--- begin Data entries ---
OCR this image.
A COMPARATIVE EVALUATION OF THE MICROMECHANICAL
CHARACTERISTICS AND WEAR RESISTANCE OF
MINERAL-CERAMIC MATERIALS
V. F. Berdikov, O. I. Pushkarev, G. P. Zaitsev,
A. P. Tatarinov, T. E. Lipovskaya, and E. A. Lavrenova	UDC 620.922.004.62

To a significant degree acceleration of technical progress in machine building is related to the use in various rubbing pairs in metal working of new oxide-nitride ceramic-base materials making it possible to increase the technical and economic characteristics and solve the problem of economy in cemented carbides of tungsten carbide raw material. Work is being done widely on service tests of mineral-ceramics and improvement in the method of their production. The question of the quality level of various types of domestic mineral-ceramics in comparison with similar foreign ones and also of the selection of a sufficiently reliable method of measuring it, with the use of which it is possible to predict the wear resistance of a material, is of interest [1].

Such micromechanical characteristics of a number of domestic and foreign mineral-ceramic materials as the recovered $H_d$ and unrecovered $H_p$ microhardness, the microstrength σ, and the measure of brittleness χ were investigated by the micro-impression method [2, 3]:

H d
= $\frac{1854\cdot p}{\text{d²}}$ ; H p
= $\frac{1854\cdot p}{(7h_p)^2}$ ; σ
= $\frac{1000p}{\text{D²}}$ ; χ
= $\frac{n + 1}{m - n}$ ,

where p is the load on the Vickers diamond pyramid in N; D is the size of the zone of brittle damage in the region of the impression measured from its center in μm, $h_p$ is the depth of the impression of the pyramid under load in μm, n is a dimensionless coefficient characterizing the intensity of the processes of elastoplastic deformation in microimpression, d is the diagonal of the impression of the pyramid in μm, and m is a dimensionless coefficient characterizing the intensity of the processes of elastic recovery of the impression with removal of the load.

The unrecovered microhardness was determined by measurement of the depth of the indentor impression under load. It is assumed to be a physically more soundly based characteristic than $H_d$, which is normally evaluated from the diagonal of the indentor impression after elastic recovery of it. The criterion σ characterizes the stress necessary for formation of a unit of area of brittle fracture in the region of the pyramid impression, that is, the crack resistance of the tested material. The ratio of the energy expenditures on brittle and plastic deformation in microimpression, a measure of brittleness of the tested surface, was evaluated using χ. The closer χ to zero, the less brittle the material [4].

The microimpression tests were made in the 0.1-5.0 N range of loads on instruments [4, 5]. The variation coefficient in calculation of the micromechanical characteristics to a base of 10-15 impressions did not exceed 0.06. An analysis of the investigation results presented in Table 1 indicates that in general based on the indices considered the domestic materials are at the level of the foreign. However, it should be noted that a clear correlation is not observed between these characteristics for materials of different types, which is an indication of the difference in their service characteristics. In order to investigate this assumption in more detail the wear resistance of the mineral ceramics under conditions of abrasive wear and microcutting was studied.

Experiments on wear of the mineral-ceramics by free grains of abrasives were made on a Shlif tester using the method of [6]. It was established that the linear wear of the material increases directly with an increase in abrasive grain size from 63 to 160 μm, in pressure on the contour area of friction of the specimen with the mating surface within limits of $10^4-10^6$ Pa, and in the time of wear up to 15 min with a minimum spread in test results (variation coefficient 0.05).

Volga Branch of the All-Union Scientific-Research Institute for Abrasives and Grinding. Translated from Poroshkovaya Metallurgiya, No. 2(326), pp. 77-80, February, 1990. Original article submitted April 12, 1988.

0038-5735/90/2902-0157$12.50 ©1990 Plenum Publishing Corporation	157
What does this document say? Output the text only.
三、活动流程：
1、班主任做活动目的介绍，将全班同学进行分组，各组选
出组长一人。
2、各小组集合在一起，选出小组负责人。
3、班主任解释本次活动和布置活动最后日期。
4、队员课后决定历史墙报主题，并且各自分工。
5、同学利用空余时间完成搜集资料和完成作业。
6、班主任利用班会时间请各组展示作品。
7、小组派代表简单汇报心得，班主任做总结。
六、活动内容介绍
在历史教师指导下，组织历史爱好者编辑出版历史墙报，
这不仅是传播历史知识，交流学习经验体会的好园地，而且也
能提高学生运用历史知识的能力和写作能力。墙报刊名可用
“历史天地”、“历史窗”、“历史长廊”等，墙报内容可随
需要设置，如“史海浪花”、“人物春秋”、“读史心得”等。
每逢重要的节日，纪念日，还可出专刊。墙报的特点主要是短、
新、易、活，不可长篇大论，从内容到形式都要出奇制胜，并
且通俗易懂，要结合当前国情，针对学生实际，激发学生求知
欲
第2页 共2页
--- end Data entries ---
• _Instruction_:
Check each line of the records for the word "text" and extract those that contain it.

• _Written answer_:
= $\frac{1854\cdot p}{\text{d²}}$ ; H p
= $\frac{1000p}{\text{D²}}$ ; χ
What does this document say? Output the text only.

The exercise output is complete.